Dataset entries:
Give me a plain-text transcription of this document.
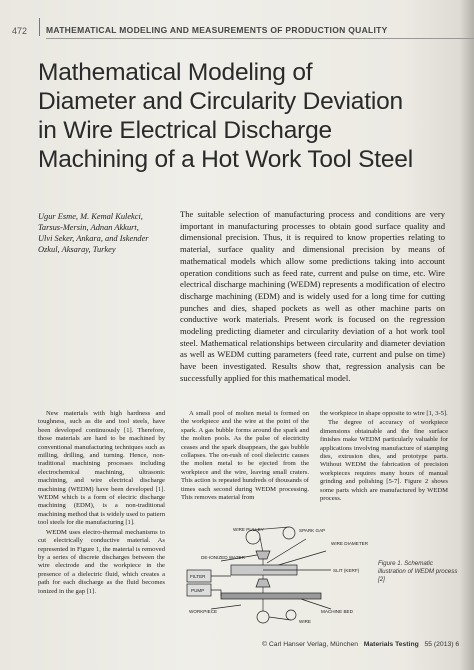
472 MATHEMATICAL MODELING AND MEASUREMENTS OF PRODUCTION QUALITY
Mathematical Modeling of
Diameter and Circularity Deviation
in Wire Electrical Discharge
Machining of a Hot Work Tool Steel
Ugur Esme, M. Kemal Kulekci,
Tarsus-Mersin, Adnan Akkurt,
Ulvi Seker, Ankara, and Iskender
Ozkul, Aksaray, Turkey
The suitable selection of manufacturing process and conditions are very important in manufacturing processes to obtain good surface quality and dimensional precision. Thus, it is required to know properties relating to material, surface quality and dimensional precision by means of mathematical models which allow some predictions taking into account operation conditions such as feed rate, current and pulse on time, etc. Wire electrical discharge machining (WEDM) represents a modification of electro discharge machining (EDM) and is widely used for a long time for cutting punches and dies, shaped pockets as well as other machine parts on conductive work materials. Present work is focused on the regression modeling predicting diameter and circularity deviation of a hot work tool steel. Mathematical relationships between circularity and diameter deviation as well as WEDM cutting parameters (feed rate, current and pulse on time) have been investigated. Results show that, regression analysis can be successfully applied for this mathematical model.

New materials with high hardness and toughness, such as die and tool steels, have been developed continuously [1]. Therefore, those materials are hard to be machined by conventional manufacturing techniques such as milling, drilling, and turning. Hence, non-traditional machining processes including electrochemical machining, ultrasonic machining, and wire electrical discharge machining (WEDM) have been developed [1]. WEDM which is a form of electric discharge machining (EDM), is a non-traditional machining method that is widely used to pattern tool steels for die manufacturing [1].

WEDM uses electro-thermal mechanisms to cut electrically conductive material. As represented in Figure 1, the material is removed by a series of discrete discharges between the wire electrode and the workpiece in the presence of a dielectric fluid, which creates a path for each discharge as the fluid becomes ionized in the gap [1].

A small pool of molten metal is formed on the workpiece and the wire at the point of the spark. A gas bubble forms around the spark and the molten pools. As the pulse of electricity ceases and the spark disappears, the gas bubble collapses. The on-rush of cool dielectric causes the molten metal to be ejected from the workpiece and the wire, leaving small craters. This action is repeated hundreds of thousands of times each second during WEDM processing. This removes material from

the workpiece in shape opposite to wire [1, 3-5].

The degree of accuracy of workpiece dimensions obtainable and the fine surface finishes make WEDM particularly valuable for applications involving manufacture of stamping dies, extrusion dies, and prototype parts. Without WEDM the fabrication of precision workpieces requires many hours of manual grinding and polishing [5-7]. Figure 2 shows some parts which are manufactured by WEDM process.

WIRE PULLEY	SPARK GAP
WIRE DIAMETER
DE-IONIZED WATER
SLIT (KERF)
FILTER
PUMP
MACHINE BED
WORKPIECE
WIRE
Figure 1. Schematic illustration of WEDM process [2]
© Carl Hanser Verlag, München Materials Testing 55 (2013) 6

• Work to complete:
Identify each line in the records above that contains the word "dies", and copy it out in full.

• Expected answer:
The suitable selection of manufacturing process and conditions are very important in manufacturing processes to obtain good surface quality and dimensional precision. Thus, it is required to know properties relating to material, surface quality and dimensional precision by means of mathematical models which allow some predictions taking into account operation conditions such as feed rate, current and pulse on time, etc. Wire electrical discharge machining (WEDM) represents a modification of electro discharge machining (EDM) and is widely used for a long time for cutting punches and dies, shaped pockets as well as other machine parts on conductive work materials. Present work is focused on the regression modeling predicting diameter and circularity deviation of a hot work tool steel. Mathematical relationships between circularity and diameter deviation as well as WEDM cutting parameters (feed rate, current and pulse on time) have been investigated. Results show that, regression analysis can be successfully applied for this mathematical model.
The degree of accuracy of workpiece dimensions obtainable and the fine surface finishes make WEDM particularly valuable for applications involving manufacture of stamping dies, extrusion dies, and prototype parts. Without WEDM the fabrication of precision workpieces requires many hours of manual grinding and polishing [5-7]. Figure 2 shows some parts which are manufactured by WEDM process.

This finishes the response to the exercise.